Top of Text segment

Start a free Files.com trial — no credit card, provisioned in about 10 minutes. Generate keys in the UI, hand them to your partners, and the SFTP endpoint is live.
For the narrow set of teams that must run file-transfer infrastructure inside their own datacenter — air-gapped environments, strict data-residency mandates, regulated workloads that prohibit multi-tenant cloud — the free ExaVault on-premise appliance handles SFTP / FTP / FTPS / WebDAV from a self-hosted VM image.
FAQ
What does SFTP stand for?
SFTP stands for SSH File Transfer Protocol. The "S" refers to SSH (Secure Shell), the underlying protocol that provides the encrypted transport. SFTP is a file-transfer subsystem of SSH, not a variant of FTP.
What port does SFTP use?
Port 22, the same as SSH. If the SSH daemon runs on a non-standard port (port 2222 is a common choice), SFTP follows whatever port SSH is on.
Is SFTP the same as FTPS?
No. SFTP is a subsystem of SSH that runs on port 22 with native encryption. FTPS is the original FTP protocol with a TLS encryption layer added; it runs on port 21 (with TLS upgrade) or port 990 (implicit TLS) and inherits all of FTP's dual-channel firewall complexity. See the full comparison.
Is SFTP the same as FTP over SSH?
Almost — "FTP over SSH" usually means tunneling the original FTP protocol through an SSH connection (port-forwarding the FTP control + data channels), which is awkward and rarely deployed. SFTP is not FTP over SSH in the strict sense; it's a separate file-transfer protocol that happens to run inside an SSH session. The distinction matters because SFTP doesn't carry FTP's dual-channel quirks.

Bottom of Text segment
Top of Record extracts

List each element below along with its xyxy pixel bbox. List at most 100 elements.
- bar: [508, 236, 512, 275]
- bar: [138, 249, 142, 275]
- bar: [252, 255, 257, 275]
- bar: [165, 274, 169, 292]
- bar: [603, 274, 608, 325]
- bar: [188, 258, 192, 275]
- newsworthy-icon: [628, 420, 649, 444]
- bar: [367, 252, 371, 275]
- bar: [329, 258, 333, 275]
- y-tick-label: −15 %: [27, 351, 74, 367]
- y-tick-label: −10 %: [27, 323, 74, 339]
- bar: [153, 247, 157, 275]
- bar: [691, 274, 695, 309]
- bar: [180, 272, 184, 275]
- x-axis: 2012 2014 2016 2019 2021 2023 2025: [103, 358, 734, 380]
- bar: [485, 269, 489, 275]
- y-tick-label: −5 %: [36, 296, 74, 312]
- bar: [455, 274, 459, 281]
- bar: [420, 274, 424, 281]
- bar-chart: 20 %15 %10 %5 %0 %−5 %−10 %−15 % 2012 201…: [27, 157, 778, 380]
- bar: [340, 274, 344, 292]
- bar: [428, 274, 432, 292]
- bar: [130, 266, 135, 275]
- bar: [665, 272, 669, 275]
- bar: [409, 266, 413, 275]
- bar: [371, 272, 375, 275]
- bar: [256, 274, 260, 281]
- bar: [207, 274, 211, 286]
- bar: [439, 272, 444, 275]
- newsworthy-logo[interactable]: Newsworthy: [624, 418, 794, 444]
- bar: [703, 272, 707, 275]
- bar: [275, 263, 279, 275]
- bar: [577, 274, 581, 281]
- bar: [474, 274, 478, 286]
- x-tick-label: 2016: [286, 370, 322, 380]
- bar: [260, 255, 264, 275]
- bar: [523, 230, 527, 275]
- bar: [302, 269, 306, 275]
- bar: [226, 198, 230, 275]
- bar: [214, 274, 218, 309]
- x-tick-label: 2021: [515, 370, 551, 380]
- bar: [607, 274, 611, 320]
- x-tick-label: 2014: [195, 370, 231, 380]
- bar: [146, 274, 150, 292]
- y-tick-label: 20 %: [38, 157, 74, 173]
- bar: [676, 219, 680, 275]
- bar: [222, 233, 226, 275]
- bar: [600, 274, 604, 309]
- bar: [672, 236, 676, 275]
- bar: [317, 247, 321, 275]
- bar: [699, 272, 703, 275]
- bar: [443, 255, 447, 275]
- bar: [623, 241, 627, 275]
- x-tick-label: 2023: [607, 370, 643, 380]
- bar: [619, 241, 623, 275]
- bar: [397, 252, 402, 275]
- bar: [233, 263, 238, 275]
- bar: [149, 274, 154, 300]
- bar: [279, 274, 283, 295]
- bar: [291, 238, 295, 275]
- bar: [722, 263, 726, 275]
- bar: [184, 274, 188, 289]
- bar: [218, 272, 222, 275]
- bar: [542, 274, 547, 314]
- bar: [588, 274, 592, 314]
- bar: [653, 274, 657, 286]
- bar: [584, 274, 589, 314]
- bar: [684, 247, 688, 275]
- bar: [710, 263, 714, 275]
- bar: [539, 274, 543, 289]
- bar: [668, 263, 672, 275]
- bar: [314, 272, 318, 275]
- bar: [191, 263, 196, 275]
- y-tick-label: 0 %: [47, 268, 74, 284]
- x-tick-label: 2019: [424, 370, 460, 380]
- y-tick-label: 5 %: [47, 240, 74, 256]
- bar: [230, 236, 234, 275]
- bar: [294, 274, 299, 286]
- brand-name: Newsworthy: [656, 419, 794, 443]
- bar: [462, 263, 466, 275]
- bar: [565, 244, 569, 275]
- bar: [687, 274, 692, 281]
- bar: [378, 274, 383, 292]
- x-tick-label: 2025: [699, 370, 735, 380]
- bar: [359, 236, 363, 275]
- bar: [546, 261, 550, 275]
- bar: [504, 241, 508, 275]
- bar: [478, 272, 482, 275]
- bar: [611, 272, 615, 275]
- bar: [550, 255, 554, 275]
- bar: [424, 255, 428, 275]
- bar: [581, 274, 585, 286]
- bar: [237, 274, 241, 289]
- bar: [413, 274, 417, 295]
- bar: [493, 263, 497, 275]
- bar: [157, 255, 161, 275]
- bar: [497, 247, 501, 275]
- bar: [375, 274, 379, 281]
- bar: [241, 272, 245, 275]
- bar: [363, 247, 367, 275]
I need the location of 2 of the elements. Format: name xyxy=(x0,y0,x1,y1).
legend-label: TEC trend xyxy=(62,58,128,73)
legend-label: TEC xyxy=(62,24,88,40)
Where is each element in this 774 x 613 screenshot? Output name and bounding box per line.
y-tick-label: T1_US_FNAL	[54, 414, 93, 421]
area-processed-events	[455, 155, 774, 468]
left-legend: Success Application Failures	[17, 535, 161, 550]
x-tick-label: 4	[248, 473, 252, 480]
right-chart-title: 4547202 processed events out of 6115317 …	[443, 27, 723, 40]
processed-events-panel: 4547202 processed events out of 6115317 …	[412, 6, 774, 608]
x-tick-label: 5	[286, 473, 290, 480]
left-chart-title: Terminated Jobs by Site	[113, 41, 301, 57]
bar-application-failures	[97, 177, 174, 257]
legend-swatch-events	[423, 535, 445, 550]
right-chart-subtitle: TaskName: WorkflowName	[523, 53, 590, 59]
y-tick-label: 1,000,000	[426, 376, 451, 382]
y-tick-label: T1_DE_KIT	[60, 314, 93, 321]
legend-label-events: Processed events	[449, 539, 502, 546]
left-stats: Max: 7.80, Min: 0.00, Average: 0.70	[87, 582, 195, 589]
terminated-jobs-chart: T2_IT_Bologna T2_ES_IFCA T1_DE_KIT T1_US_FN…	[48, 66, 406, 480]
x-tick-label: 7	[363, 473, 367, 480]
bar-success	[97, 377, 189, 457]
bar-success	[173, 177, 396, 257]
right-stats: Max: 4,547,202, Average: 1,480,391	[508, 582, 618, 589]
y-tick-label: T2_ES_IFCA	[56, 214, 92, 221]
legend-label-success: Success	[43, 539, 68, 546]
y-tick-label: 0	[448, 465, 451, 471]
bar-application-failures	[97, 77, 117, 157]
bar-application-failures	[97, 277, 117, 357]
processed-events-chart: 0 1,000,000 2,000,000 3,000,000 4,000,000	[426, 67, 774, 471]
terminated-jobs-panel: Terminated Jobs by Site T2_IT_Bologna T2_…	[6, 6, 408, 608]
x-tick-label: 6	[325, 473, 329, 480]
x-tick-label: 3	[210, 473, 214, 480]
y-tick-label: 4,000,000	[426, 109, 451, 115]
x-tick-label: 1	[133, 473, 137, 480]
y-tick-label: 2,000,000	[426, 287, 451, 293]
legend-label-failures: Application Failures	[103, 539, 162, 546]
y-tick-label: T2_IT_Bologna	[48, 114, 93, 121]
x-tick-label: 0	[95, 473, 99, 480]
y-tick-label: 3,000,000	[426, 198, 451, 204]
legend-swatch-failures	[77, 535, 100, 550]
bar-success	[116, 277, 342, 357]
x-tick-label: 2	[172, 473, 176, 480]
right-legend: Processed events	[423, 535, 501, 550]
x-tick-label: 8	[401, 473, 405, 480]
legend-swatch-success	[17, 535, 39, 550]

Bottom of Record extracts

▶ Task details: Rewrite the SFTP FAQ text from "Port 22, the" through "FTP over SSH?", putting "port 2200" in place of "port 2222".

▶ Worked solution:
Port 22, the same as SSH. If the SSH daemon runs on a non-standard port (port 2200 is a common choice), SFTP follows whatever port SSH is on.
Is SFTP the same as FTPS?
No. SFTP is a subsystem of SSH that runs on port 22 with native encryption. FTPS is the original FTP protocol with a TLS encryption layer added; it runs on port 21 (with TLS upgrade) or port 990 (implicit TLS) and inherits all of FTP's dual-channel firewall complexity. See the full comparison.
Is SFTP the same as FTP over SSH?